Directions for this task: The records are to be restated in their entirety, word for word.
------ Data ------
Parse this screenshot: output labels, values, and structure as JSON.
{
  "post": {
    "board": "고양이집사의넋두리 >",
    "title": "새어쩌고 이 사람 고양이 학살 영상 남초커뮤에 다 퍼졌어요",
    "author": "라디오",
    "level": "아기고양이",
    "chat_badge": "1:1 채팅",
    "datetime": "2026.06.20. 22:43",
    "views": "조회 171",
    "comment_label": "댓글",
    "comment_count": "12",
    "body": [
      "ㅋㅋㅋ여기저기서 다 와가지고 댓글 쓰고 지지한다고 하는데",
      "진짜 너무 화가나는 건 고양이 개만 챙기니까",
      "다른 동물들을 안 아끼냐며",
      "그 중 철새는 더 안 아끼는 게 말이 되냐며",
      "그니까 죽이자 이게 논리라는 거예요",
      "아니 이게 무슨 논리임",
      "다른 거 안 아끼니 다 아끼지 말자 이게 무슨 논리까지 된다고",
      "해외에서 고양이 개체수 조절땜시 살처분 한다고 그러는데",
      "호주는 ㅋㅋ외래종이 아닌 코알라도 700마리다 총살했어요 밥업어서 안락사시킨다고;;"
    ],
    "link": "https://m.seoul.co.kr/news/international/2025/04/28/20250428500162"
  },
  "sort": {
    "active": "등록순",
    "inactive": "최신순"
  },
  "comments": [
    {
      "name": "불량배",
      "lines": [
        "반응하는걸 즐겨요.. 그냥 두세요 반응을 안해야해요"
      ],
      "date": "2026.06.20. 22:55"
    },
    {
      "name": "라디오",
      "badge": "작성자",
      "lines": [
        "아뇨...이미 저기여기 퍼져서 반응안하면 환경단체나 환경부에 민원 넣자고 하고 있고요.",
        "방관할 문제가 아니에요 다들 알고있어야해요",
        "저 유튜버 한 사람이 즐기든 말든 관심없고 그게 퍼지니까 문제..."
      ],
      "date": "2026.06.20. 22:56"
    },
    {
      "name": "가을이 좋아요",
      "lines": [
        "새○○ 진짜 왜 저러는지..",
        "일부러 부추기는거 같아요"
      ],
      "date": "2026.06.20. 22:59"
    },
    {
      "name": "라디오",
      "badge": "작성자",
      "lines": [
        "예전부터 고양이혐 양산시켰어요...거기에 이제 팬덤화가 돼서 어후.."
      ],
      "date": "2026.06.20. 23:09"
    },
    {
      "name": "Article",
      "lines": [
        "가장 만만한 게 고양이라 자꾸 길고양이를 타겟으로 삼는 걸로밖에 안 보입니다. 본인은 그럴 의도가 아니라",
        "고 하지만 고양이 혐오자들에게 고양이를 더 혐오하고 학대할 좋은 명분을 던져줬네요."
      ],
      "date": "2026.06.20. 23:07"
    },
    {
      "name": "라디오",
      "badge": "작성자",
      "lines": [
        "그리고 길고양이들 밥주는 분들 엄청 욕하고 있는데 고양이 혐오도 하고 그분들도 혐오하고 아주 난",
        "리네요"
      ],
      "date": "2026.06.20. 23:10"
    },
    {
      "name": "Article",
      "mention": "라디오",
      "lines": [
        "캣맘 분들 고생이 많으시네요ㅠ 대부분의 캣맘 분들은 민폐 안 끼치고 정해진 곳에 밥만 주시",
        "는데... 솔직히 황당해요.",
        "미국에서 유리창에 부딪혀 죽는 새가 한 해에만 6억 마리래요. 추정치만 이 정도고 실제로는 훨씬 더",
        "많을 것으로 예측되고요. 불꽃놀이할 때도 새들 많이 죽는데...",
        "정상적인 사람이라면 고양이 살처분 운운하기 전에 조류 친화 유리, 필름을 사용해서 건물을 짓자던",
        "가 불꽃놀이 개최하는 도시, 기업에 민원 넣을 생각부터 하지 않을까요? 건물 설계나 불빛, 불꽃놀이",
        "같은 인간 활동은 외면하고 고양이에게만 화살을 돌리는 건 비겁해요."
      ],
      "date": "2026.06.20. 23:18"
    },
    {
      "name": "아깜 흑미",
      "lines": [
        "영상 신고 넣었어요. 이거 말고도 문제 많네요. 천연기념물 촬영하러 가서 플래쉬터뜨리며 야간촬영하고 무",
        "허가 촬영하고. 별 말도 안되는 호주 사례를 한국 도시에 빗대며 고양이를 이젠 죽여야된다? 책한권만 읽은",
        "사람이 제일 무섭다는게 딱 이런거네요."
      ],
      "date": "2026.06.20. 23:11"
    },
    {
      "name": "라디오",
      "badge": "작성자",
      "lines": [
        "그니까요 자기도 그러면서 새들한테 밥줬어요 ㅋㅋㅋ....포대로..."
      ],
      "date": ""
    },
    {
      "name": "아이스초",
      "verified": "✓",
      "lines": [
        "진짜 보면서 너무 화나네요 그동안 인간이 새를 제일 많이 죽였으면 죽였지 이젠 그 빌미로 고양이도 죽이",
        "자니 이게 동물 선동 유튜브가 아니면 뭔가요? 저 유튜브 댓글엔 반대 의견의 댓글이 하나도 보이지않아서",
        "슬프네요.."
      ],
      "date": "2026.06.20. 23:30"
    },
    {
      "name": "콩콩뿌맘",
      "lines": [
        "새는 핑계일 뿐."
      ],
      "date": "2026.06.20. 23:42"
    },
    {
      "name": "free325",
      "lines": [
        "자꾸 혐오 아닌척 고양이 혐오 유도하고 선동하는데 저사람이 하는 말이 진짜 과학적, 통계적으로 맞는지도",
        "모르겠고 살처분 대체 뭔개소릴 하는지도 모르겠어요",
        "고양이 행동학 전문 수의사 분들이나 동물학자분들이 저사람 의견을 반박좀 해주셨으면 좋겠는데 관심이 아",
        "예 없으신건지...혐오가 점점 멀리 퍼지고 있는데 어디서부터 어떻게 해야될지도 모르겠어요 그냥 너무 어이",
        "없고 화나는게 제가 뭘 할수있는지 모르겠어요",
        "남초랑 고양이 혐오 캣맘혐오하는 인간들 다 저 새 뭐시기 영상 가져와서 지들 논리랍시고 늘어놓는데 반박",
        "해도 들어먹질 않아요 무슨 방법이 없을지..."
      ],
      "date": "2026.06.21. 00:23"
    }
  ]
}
------
Answer:
Parse this screenshot: output labels, values, and structure as JSON.
{
  "post": {
    "board": "고양이집사의넋두리 >",
    "title": "새어쩌고 이 사람 고양이 학살 영상 남초커뮤에 다 퍼졌어요",
    "author": "라디오",
    "level": "아기고양이",
    "chat_badge": "1:1 채팅",
    "datetime": "2026.06.20. 22:43",
    "views": "조회 171",
    "comment_label": "댓글",
    "comment_count": "12",
    "body": [
      "ㅋㅋㅋ여기저기서 다 와가지고 댓글 쓰고 지지한다고 하는데",
      "진짜 너무 화가나는 건 고양이 개만 챙기니까",
      "다른 동물들을 안 아끼냐며",
      "그 중 철새는 더 안 아끼는 게 말이 되냐며",
      "그니까 죽이자 이게 논리라는 거예요",
      "아니 이게 무슨 논리임",
      "다른 거 안 아끼니 다 아끼지 말자 이게 무슨 논리까지 된다고",
      "해외에서 고양이 개체수 조절땜시 살처분 한다고 그러는데",
      "호주는 ㅋㅋ외래종이 아닌 코알라도 700마리다 총살했어요 밥업어서 안락사시킨다고;;"
    ],
    "link": "https://m.seoul.co.kr/news/international/2025/04/28/20250428500162"
  },
  "sort": {
    "active": "등록순",
    "inactive": "최신순"
  },
  "comments": [
    {
      "name": "불량배",
      "lines": [
        "반응하는걸 즐겨요.. 그냥 두세요 반응을 안해야해요"
      ],
      "date": "2026.06.20. 22:55"
    },
    {
      "name": "라디오",
      "badge": "작성자",
      "lines": [
        "아뇨...이미 저기여기 퍼져서 반응안하면 환경단체나 환경부에 민원 넣자고 하고 있고요.",
        "방관할 문제가 아니에요 다들 알고있어야해요",
        "저 유튜버 한 사람이 즐기든 말든 관심없고 그게 퍼지니까 문제..."
      ],
      "date": "2026.06.20. 22:56"
    },
    {
      "name": "가을이 좋아요",
      "lines": [
        "새○○ 진짜 왜 저러는지..",
        "일부러 부추기는거 같아요"
      ],
      "date": "2026.06.20. 22:59"
    },
    {
      "name": "라디오",
      "badge": "작성자",
      "lines": [
        "예전부터 고양이혐 양산시켰어요...거기에 이제 팬덤화가 돼서 어후.."
      ],
      "date": "2026.06.20. 23:09"
    },
    {
      "name": "Article",
      "lines": [
        "가장 만만한 게 고양이라 자꾸 길고양이를 타겟으로 삼는 걸로밖에 안 보입니다. 본인은 그럴 의도가 아니라",
        "고 하지만 고양이 혐오자들에게 고양이를 더 혐오하고 학대할 좋은 명분을 던져줬네요."
      ],
      "date": "2026.06.20. 23:07"
    },
    {
      "name": "라디오",
      "badge": "작성자",
      "lines": [
        "그리고 길고양이들 밥주는 분들 엄청 욕하고 있는데 고양이 혐오도 하고 그분들도 혐오하고 아주 난",
        "리네요"
      ],
      "date": "2026.06.20. 23:10"
    },
    {
      "name": "Article",
      "mention": "라디오",
      "lines": [
        "캣맘 분들 고생이 많으시네요ㅠ 대부분의 캣맘 분들은 민폐 안 끼치고 정해진 곳에 밥만 주시",
        "는데... 솔직히 황당해요.",
        "미국에서 유리창에 부딪혀 죽는 새가 한 해에만 6억 마리래요. 추정치만 이 정도고 실제로는 훨씬 더",
        "많을 것으로 예측되고요. 불꽃놀이할 때도 새들 많이 죽는데...",
        "정상적인 사람이라면 고양이 살처분 운운하기 전에 조류 친화 유리, 필름을 사용해서 건물을 짓자던",
        "가 불꽃놀이 개최하는 도시, 기업에 민원 넣을 생각부터 하지 않을까요? 건물 설계나 불빛, 불꽃놀이",
        "같은 인간 활동은 외면하고 고양이에게만 화살을 돌리는 건 비겁해요."
      ],
      "date": "2026.06.20. 23:18"
    },
    {
      "name": "아깜 흑미",
      "lines": [
        "영상 신고 넣었어요. 이거 말고도 문제 많네요. 천연기념물 촬영하러 가서 플래쉬터뜨리며 야간촬영하고 무",
        "허가 촬영하고. 별 말도 안되는 호주 사례를 한국 도시에 빗대며 고양이를 이젠 죽여야된다? 책한권만 읽은",
        "사람이 제일 무섭다는게 딱 이런거네요."
      ],
      "date": "2026.06.20. 23:11"
    },
    {
      "name": "라디오",
      "badge": "작성자",
      "lines": [
        "그니까요 자기도 그러면서 새들한테 밥줬어요 ㅋㅋㅋ....포대로..."
      ],
      "date": ""
    },
    {
      "name": "아이스초",
      "verified": "✓",
      "lines": [
        "진짜 보면서 너무 화나네요 그동안 인간이 새를 제일 많이 죽였으면 죽였지 이젠 그 빌미로 고양이도 죽이",
        "자니 이게 동물 선동 유튜브가 아니면 뭔가요? 저 유튜브 댓글엔 반대 의견의 댓글이 하나도 보이지않아서",
        "슬프네요.."
      ],
      "date": "2026.06.20. 23:30"
    },
    {
      "name": "콩콩뿌맘",
      "lines": [
        "새는 핑계일 뿐."
      ],
      "date": "2026.06.20. 23:42"
    },
    {
      "name": "free325",
      "lines": [
        "자꾸 혐오 아닌척 고양이 혐오 유도하고 선동하는데 저사람이 하는 말이 진짜 과학적, 통계적으로 맞는지도",
        "모르겠고 살처분 대체 뭔개소릴 하는지도 모르겠어요",
        "고양이 행동학 전문 수의사 분들이나 동물학자분들이 저사람 의견을 반박좀 해주셨으면 좋겠는데 관심이 아",
        "예 없으신건지...혐오가 점점 멀리 퍼지고 있는데 어디서부터 어떻게 해야될지도 모르겠어요 그냥 너무 어이",
        "없고 화나는게 제가 뭘 할수있는지 모르겠어요",
        "남초랑 고양이 혐오 캣맘혐오하는 인간들 다 저 새 뭐시기 영상 가져와서 지들 논리랍시고 늘어놓는데 반박",
        "해도 들어먹질 않아요 무슨 방법이 없을지..."
      ],
      "date": "2026.06.21. 00:23"
    }
  ]
}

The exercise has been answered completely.